# [SOURCE MATERIAL]
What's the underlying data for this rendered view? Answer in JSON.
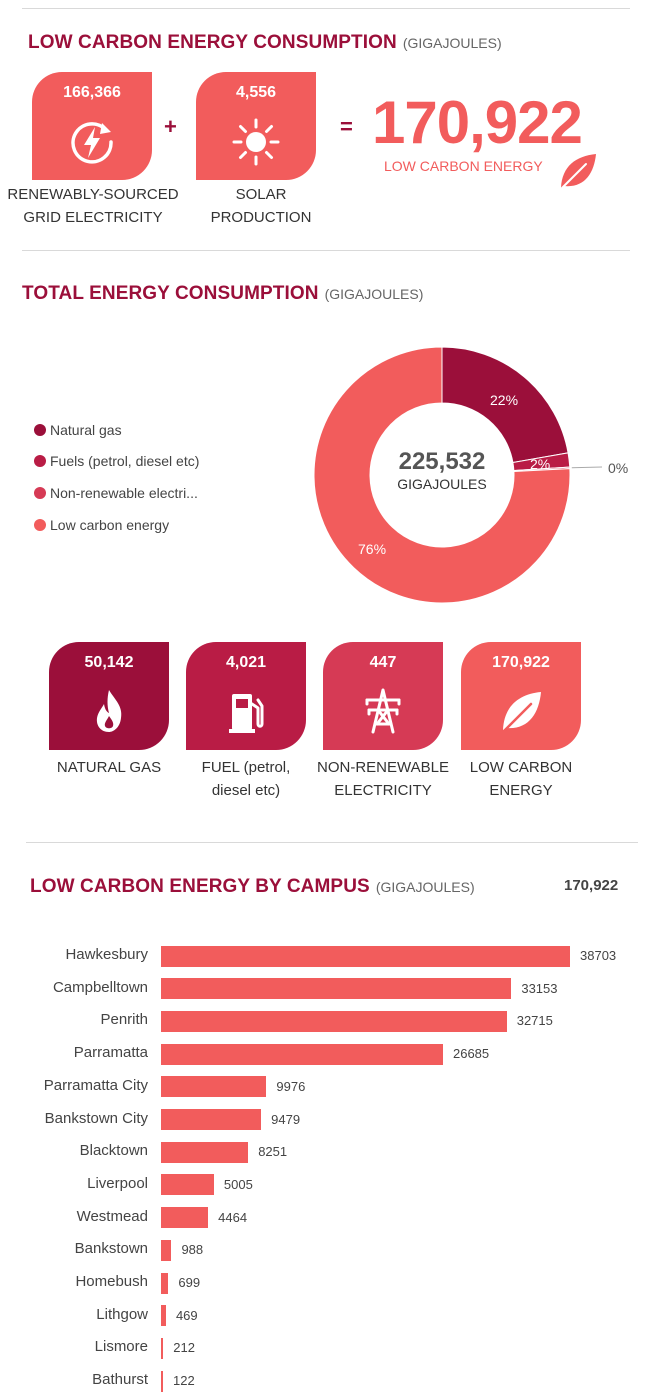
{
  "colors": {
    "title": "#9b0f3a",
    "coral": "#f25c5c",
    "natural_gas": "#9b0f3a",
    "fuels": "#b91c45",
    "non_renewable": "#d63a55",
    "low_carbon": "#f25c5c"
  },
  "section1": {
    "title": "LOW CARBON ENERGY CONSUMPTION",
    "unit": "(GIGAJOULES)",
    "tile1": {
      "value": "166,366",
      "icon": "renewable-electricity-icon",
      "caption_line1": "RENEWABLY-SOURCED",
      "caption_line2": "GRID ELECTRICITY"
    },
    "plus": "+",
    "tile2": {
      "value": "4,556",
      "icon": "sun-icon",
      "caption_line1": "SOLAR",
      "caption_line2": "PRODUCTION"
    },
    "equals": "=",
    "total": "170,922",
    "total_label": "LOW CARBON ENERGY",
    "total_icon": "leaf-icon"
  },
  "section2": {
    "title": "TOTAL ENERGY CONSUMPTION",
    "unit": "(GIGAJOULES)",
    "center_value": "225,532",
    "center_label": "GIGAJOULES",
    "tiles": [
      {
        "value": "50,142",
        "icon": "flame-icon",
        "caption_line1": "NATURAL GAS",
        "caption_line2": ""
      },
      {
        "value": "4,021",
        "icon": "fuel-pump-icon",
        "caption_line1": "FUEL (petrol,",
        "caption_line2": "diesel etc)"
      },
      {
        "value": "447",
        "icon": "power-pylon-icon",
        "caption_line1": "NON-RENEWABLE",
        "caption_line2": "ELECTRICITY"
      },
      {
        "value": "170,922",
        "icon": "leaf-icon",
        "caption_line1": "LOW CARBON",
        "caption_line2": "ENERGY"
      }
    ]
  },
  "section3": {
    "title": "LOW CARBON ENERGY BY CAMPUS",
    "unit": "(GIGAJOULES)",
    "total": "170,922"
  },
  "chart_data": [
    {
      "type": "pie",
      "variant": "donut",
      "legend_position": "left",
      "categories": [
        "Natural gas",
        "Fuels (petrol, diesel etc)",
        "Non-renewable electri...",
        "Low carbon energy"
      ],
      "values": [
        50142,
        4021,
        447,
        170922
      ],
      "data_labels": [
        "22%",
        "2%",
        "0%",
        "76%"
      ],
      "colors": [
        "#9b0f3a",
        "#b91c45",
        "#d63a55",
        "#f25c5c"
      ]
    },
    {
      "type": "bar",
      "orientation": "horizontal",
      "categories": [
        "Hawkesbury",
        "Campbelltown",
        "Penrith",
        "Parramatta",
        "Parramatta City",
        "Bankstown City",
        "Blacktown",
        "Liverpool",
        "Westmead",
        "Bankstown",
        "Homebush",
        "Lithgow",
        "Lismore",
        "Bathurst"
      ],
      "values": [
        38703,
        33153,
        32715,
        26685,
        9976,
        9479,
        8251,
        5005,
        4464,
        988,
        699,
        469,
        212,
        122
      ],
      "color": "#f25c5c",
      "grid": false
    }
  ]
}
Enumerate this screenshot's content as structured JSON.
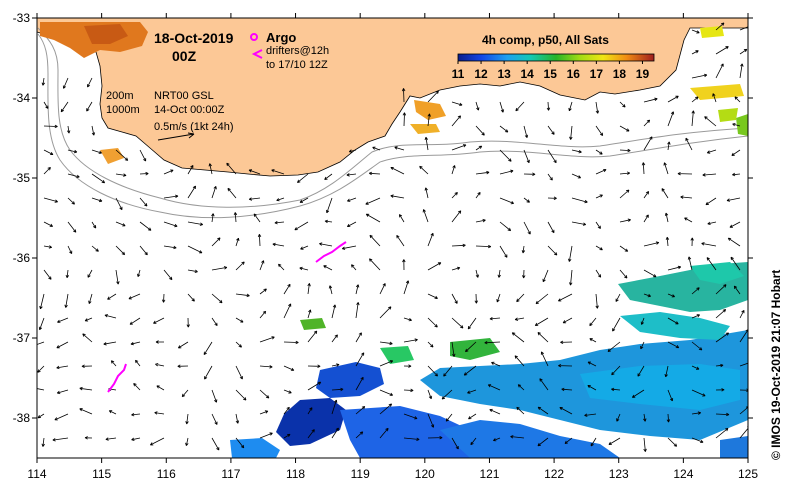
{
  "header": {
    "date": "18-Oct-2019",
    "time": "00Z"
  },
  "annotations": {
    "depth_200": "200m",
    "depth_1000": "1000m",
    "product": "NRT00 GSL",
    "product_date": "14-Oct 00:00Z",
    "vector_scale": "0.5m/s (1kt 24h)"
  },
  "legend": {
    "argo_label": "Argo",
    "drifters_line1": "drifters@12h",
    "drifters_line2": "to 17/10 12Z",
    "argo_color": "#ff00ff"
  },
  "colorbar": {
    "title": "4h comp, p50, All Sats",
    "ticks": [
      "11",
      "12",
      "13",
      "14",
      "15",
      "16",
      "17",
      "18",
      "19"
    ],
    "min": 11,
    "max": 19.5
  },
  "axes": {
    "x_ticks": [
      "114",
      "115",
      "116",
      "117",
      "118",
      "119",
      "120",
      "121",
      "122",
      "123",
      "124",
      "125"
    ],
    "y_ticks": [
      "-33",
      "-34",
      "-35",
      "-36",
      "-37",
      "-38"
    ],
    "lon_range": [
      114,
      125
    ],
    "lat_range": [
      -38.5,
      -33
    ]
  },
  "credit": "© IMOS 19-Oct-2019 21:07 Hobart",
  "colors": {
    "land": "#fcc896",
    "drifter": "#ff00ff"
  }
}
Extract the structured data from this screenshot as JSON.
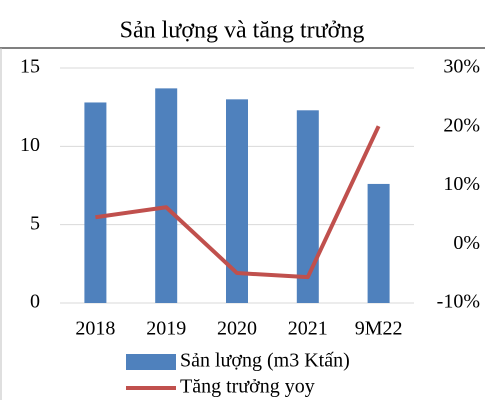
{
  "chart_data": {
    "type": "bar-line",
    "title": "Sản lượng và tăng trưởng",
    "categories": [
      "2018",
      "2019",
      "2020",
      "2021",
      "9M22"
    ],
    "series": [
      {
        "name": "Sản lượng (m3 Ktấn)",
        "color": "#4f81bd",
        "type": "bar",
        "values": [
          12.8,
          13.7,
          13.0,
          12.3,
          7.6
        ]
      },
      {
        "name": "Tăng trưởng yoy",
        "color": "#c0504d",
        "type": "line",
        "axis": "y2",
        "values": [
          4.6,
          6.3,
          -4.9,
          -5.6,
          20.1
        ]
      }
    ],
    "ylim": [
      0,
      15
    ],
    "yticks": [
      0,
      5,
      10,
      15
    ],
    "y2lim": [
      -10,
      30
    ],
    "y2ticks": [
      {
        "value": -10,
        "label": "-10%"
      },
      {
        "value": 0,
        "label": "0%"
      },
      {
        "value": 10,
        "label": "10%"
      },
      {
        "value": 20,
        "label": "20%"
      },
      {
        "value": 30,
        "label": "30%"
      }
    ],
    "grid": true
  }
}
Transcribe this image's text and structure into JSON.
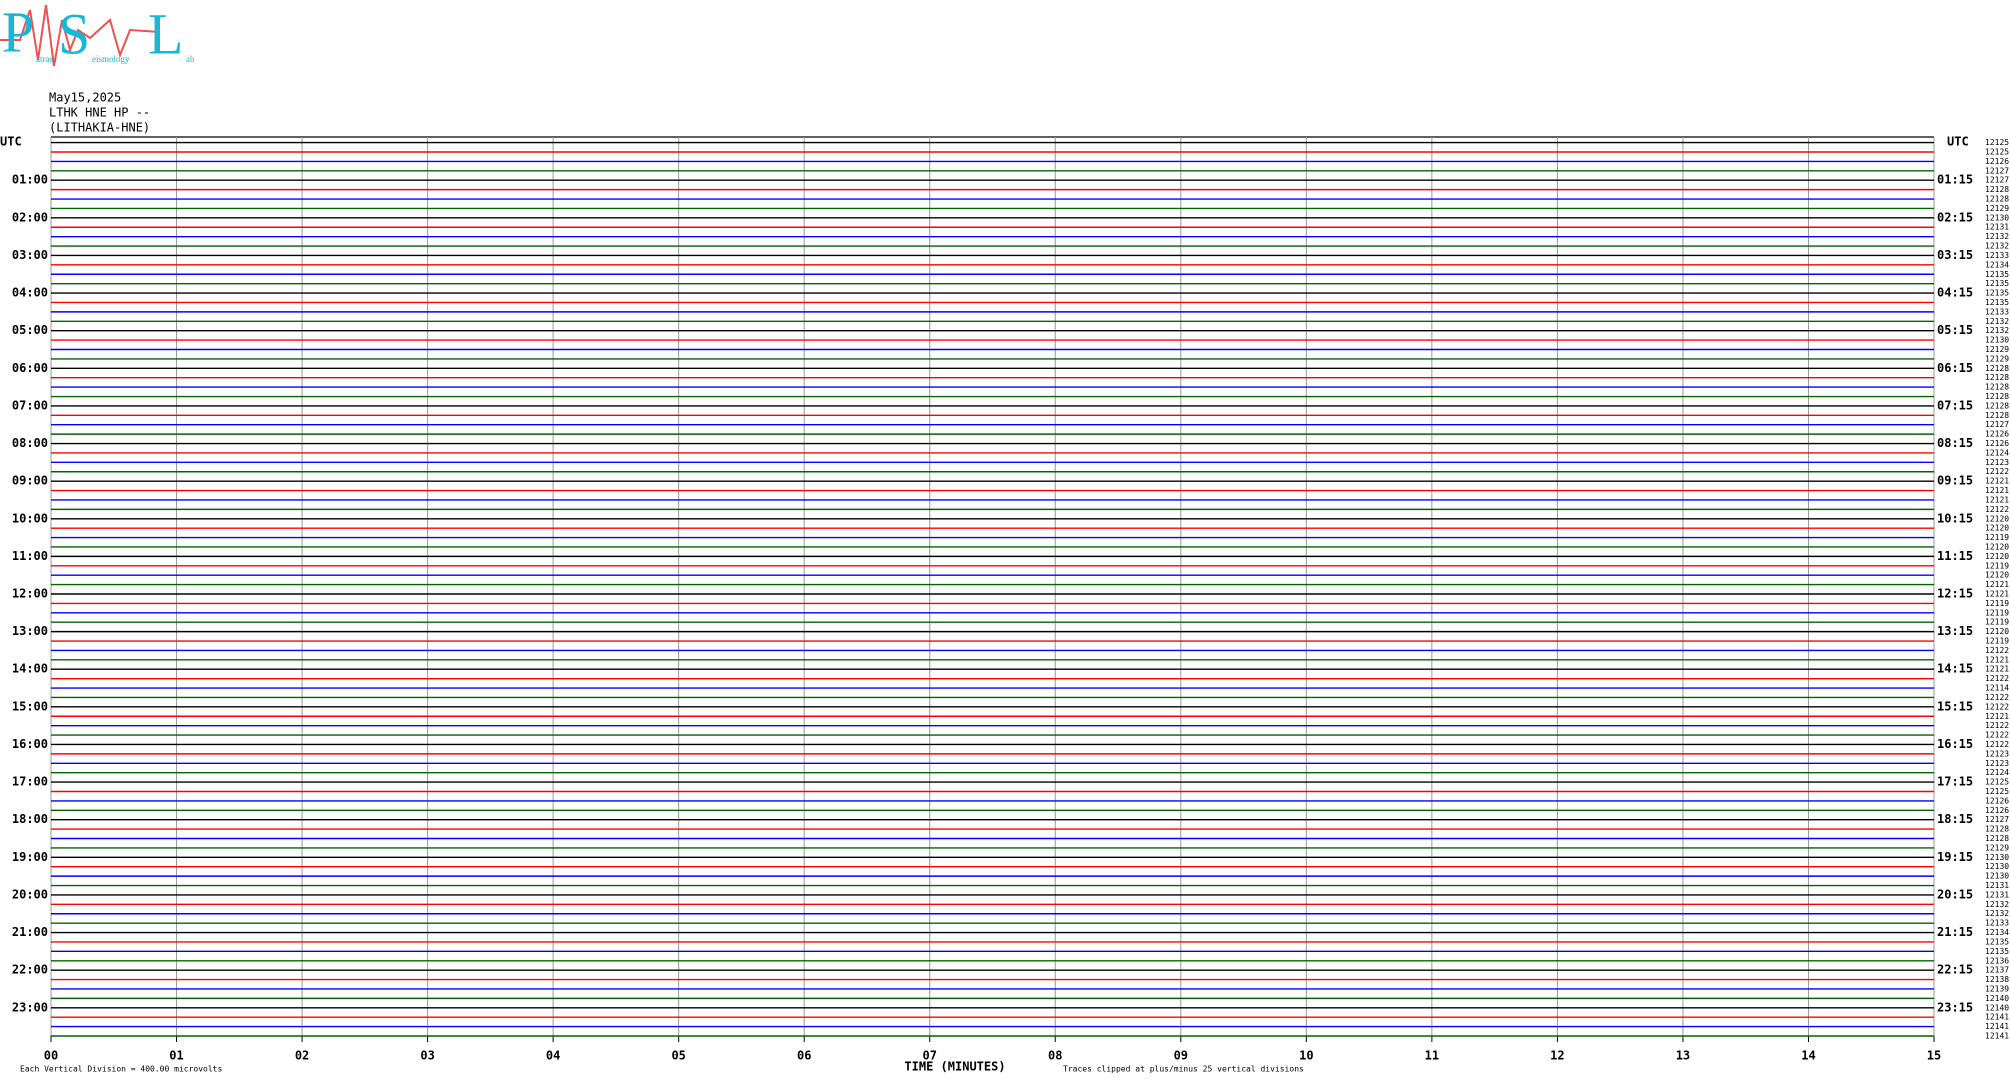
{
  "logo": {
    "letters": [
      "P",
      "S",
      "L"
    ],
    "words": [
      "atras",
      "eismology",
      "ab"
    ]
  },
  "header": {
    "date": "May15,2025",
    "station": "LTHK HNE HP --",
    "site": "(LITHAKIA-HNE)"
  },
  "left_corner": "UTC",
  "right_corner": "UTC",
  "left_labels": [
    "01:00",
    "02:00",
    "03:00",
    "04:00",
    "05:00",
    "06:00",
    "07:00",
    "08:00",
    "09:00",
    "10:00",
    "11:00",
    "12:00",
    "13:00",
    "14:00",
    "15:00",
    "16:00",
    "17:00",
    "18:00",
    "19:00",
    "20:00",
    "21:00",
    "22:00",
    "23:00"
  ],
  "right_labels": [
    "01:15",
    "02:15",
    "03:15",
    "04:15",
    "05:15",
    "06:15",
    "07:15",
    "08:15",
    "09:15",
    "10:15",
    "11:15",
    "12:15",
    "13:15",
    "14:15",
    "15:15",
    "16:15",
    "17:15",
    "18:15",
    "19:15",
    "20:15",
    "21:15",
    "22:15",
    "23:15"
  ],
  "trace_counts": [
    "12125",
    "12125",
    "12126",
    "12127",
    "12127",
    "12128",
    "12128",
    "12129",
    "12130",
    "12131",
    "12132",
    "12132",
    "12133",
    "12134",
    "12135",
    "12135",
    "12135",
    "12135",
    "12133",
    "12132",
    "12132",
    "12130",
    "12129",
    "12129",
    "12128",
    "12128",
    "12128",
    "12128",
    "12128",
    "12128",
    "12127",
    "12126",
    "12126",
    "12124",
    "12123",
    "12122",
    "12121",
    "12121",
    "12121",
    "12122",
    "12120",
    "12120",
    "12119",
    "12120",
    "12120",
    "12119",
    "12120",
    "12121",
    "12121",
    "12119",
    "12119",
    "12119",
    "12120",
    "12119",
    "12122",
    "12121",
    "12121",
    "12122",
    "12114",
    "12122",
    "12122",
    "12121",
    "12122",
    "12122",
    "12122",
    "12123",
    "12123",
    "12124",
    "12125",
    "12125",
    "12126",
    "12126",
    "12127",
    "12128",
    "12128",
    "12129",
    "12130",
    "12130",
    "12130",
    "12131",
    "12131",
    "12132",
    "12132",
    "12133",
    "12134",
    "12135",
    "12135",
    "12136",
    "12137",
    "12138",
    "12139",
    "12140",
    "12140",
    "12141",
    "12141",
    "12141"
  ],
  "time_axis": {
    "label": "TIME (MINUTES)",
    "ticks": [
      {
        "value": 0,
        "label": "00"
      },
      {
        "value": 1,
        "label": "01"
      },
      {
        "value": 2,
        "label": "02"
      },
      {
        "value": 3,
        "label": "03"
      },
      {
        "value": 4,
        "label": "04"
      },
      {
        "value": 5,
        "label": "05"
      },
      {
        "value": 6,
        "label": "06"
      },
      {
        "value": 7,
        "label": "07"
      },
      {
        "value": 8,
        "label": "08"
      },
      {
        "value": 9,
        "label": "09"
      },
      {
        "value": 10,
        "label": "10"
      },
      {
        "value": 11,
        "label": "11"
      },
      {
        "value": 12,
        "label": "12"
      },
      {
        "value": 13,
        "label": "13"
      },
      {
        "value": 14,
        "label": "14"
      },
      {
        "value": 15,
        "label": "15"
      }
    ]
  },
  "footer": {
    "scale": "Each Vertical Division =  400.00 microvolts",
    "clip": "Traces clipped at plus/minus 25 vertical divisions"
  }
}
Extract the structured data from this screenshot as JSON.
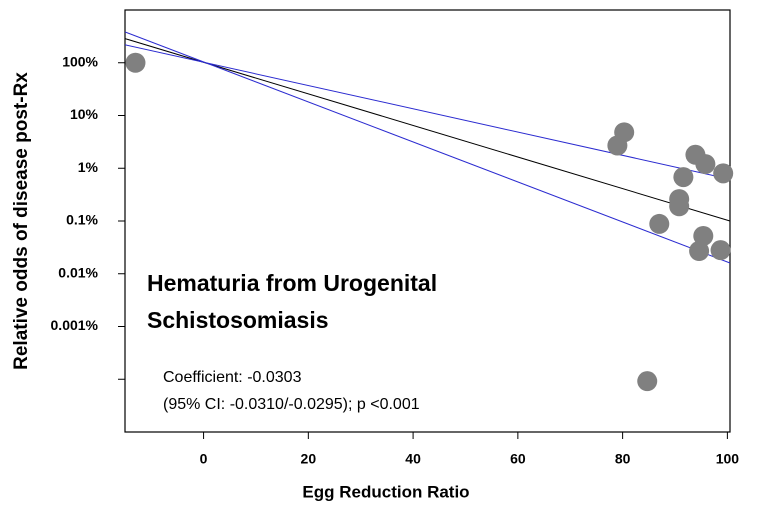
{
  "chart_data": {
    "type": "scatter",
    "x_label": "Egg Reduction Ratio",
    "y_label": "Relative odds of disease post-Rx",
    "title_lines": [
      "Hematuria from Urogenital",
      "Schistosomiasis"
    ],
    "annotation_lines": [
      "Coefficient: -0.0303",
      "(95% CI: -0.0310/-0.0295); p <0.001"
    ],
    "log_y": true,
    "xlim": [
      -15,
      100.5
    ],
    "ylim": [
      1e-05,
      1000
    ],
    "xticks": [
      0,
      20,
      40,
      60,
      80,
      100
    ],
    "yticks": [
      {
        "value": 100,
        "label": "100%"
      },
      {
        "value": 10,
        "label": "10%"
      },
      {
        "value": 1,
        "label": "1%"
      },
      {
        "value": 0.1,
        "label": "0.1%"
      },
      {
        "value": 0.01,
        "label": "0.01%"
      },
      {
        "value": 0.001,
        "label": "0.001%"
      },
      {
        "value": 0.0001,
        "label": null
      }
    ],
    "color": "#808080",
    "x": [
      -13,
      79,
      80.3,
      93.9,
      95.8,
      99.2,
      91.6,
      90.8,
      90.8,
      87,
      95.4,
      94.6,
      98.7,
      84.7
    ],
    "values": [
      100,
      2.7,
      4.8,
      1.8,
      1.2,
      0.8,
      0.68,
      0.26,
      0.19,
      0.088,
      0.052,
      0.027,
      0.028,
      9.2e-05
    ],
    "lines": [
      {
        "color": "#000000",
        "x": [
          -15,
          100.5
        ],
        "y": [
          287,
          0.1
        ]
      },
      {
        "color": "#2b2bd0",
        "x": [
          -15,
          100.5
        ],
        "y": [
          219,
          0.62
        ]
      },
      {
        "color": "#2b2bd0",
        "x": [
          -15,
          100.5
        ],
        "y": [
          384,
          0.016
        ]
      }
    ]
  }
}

# [EXERCISE]
Pull out the lines above in which the word "JSON" appears.

# [OUTPUT FOR THIS EXERCISE]
What's the underlying data for this rendered view? Answer in JSON.
Enumerate this screenshot's content as structured JSON.
Extract the structured data from this screenshot as JSON.
Transcribe this image's text and structure into JSON.
Extract the structured data from this screenshot as JSON.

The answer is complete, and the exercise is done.